▶ _Input records_:
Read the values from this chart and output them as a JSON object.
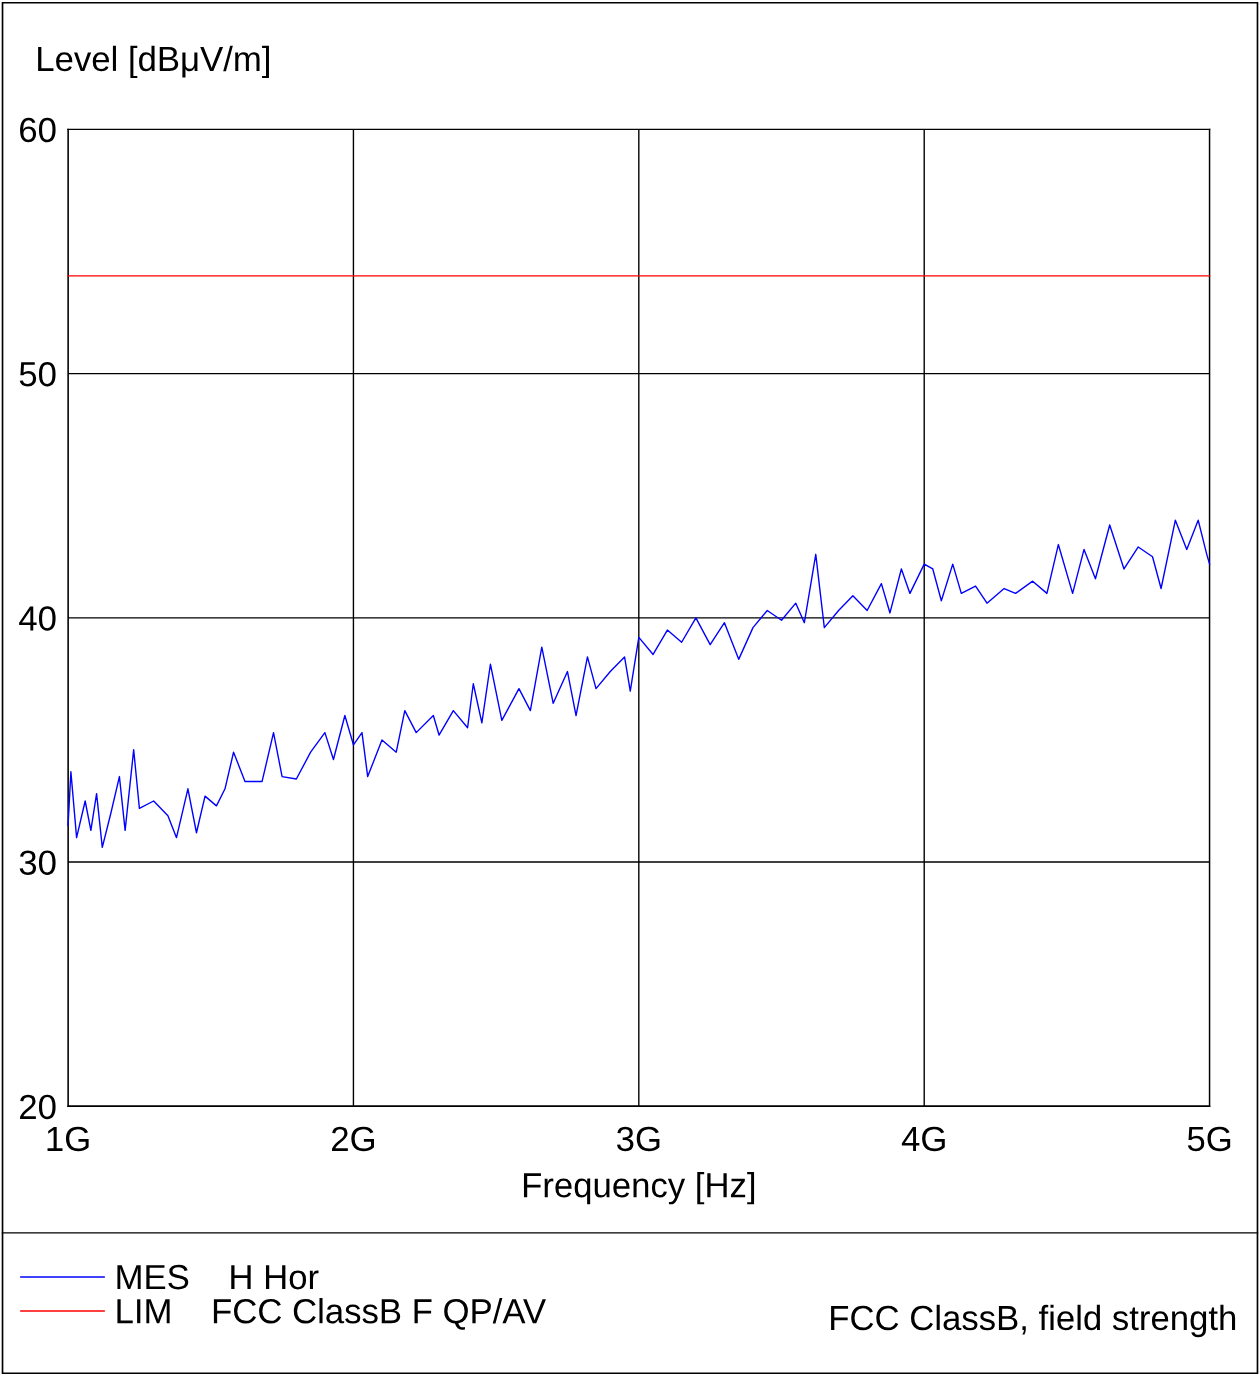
{
  "chart_data": {
    "type": "line",
    "ylabel": "Level [dBμV/m]",
    "xlabel": "Frequency [Hz]",
    "xlim": [
      1,
      5
    ],
    "xticks": [
      {
        "value": 1,
        "label": "1G"
      },
      {
        "value": 2,
        "label": "2G"
      },
      {
        "value": 3,
        "label": "3G"
      },
      {
        "value": 4,
        "label": "4G"
      },
      {
        "value": 5,
        "label": "5G"
      }
    ],
    "ylim": [
      20,
      60
    ],
    "yticks": [
      20,
      30,
      40,
      50,
      60
    ],
    "grid": true,
    "legend": "bottom",
    "line_style": "solid",
    "marker": "none",
    "annotations": [
      "FCC ClassB, field strength"
    ],
    "series": [
      {
        "name": "MES    H Hor",
        "color": "#0000ff",
        "x": [
          1.0,
          1.01,
          1.03,
          1.06,
          1.08,
          1.1,
          1.12,
          1.15,
          1.18,
          1.2,
          1.23,
          1.25,
          1.3,
          1.35,
          1.38,
          1.42,
          1.45,
          1.48,
          1.52,
          1.55,
          1.58,
          1.62,
          1.68,
          1.72,
          1.75,
          1.8,
          1.85,
          1.9,
          1.93,
          1.97,
          2.0,
          2.03,
          2.05,
          2.1,
          2.15,
          2.18,
          2.22,
          2.28,
          2.3,
          2.35,
          2.4,
          2.42,
          2.45,
          2.48,
          2.52,
          2.58,
          2.62,
          2.66,
          2.7,
          2.75,
          2.78,
          2.82,
          2.85,
          2.9,
          2.95,
          2.97,
          3.0,
          3.05,
          3.1,
          3.15,
          3.2,
          3.25,
          3.3,
          3.35,
          3.4,
          3.45,
          3.5,
          3.55,
          3.58,
          3.62,
          3.65,
          3.7,
          3.75,
          3.8,
          3.85,
          3.88,
          3.92,
          3.95,
          4.0,
          4.03,
          4.06,
          4.1,
          4.13,
          4.18,
          4.22,
          4.28,
          4.32,
          4.38,
          4.43,
          4.47,
          4.52,
          4.56,
          4.6,
          4.65,
          4.7,
          4.75,
          4.8,
          4.83,
          4.88,
          4.92,
          4.96,
          4.99,
          5.0
        ],
        "values": [
          31.5,
          33.7,
          31.0,
          32.5,
          31.3,
          32.8,
          30.6,
          32.0,
          33.5,
          31.3,
          34.6,
          32.2,
          32.5,
          31.9,
          31.0,
          33.0,
          31.2,
          32.7,
          32.3,
          33.0,
          34.5,
          33.3,
          33.3,
          35.3,
          33.5,
          33.4,
          34.5,
          35.3,
          34.2,
          36.0,
          34.8,
          35.3,
          33.5,
          35.0,
          34.5,
          36.2,
          35.3,
          36.0,
          35.2,
          36.2,
          35.5,
          37.3,
          35.7,
          38.1,
          35.8,
          37.1,
          36.2,
          38.8,
          36.5,
          37.8,
          36.0,
          38.4,
          37.1,
          37.8,
          38.4,
          37.0,
          39.2,
          38.5,
          39.5,
          39.0,
          40.0,
          38.9,
          39.8,
          38.3,
          39.6,
          40.3,
          39.9,
          40.6,
          39.8,
          42.6,
          39.6,
          40.3,
          40.9,
          40.3,
          41.4,
          40.2,
          42.0,
          41.0,
          42.2,
          42.0,
          40.7,
          42.2,
          41.0,
          41.3,
          40.6,
          41.2,
          41.0,
          41.5,
          41.0,
          43.0,
          41.0,
          42.8,
          41.6,
          43.8,
          42.0,
          42.9,
          42.5,
          41.2,
          44.0,
          42.8,
          44.0,
          42.6,
          42.2
        ]
      },
      {
        "name": "LIM    FCC ClassB F QP/AV",
        "color": "#ff0000",
        "x": [
          1,
          5
        ],
        "values": [
          54,
          54
        ]
      }
    ]
  }
}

▶ _Stated problem_: Omit all pictures while transcribing the entries verbatim.

▶ _Finished task_:
Read the values from this chart and output them as a JSON object.
{
  "chart_data": {
    "type": "line",
    "ylabel": "Level [dBμV/m]",
    "xlabel": "Frequency [Hz]",
    "xlim": [
      1,
      5
    ],
    "xticks": [
      {
        "value": 1,
        "label": "1G"
      },
      {
        "value": 2,
        "label": "2G"
      },
      {
        "value": 3,
        "label": "3G"
      },
      {
        "value": 4,
        "label": "4G"
      },
      {
        "value": 5,
        "label": "5G"
      }
    ],
    "ylim": [
      20,
      60
    ],
    "yticks": [
      20,
      30,
      40,
      50,
      60
    ],
    "grid": true,
    "legend": "bottom",
    "line_style": "solid",
    "marker": "none",
    "annotations": [
      "FCC ClassB, field strength"
    ],
    "series": [
      {
        "name": "MES    H Hor",
        "color": "#0000ff",
        "x": [
          1.0,
          1.01,
          1.03,
          1.06,
          1.08,
          1.1,
          1.12,
          1.15,
          1.18,
          1.2,
          1.23,
          1.25,
          1.3,
          1.35,
          1.38,
          1.42,
          1.45,
          1.48,
          1.52,
          1.55,
          1.58,
          1.62,
          1.68,
          1.72,
          1.75,
          1.8,
          1.85,
          1.9,
          1.93,
          1.97,
          2.0,
          2.03,
          2.05,
          2.1,
          2.15,
          2.18,
          2.22,
          2.28,
          2.3,
          2.35,
          2.4,
          2.42,
          2.45,
          2.48,
          2.52,
          2.58,
          2.62,
          2.66,
          2.7,
          2.75,
          2.78,
          2.82,
          2.85,
          2.9,
          2.95,
          2.97,
          3.0,
          3.05,
          3.1,
          3.15,
          3.2,
          3.25,
          3.3,
          3.35,
          3.4,
          3.45,
          3.5,
          3.55,
          3.58,
          3.62,
          3.65,
          3.7,
          3.75,
          3.8,
          3.85,
          3.88,
          3.92,
          3.95,
          4.0,
          4.03,
          4.06,
          4.1,
          4.13,
          4.18,
          4.22,
          4.28,
          4.32,
          4.38,
          4.43,
          4.47,
          4.52,
          4.56,
          4.6,
          4.65,
          4.7,
          4.75,
          4.8,
          4.83,
          4.88,
          4.92,
          4.96,
          4.99,
          5.0
        ],
        "values": [
          31.5,
          33.7,
          31.0,
          32.5,
          31.3,
          32.8,
          30.6,
          32.0,
          33.5,
          31.3,
          34.6,
          32.2,
          32.5,
          31.9,
          31.0,
          33.0,
          31.2,
          32.7,
          32.3,
          33.0,
          34.5,
          33.3,
          33.3,
          35.3,
          33.5,
          33.4,
          34.5,
          35.3,
          34.2,
          36.0,
          34.8,
          35.3,
          33.5,
          35.0,
          34.5,
          36.2,
          35.3,
          36.0,
          35.2,
          36.2,
          35.5,
          37.3,
          35.7,
          38.1,
          35.8,
          37.1,
          36.2,
          38.8,
          36.5,
          37.8,
          36.0,
          38.4,
          37.1,
          37.8,
          38.4,
          37.0,
          39.2,
          38.5,
          39.5,
          39.0,
          40.0,
          38.9,
          39.8,
          38.3,
          39.6,
          40.3,
          39.9,
          40.6,
          39.8,
          42.6,
          39.6,
          40.3,
          40.9,
          40.3,
          41.4,
          40.2,
          42.0,
          41.0,
          42.2,
          42.0,
          40.7,
          42.2,
          41.0,
          41.3,
          40.6,
          41.2,
          41.0,
          41.5,
          41.0,
          43.0,
          41.0,
          42.8,
          41.6,
          43.8,
          42.0,
          42.9,
          42.5,
          41.2,
          44.0,
          42.8,
          44.0,
          42.6,
          42.2
        ]
      },
      {
        "name": "LIM    FCC ClassB F QP/AV",
        "color": "#ff0000",
        "x": [
          1,
          5
        ],
        "values": [
          54,
          54
        ]
      }
    ]
  }
}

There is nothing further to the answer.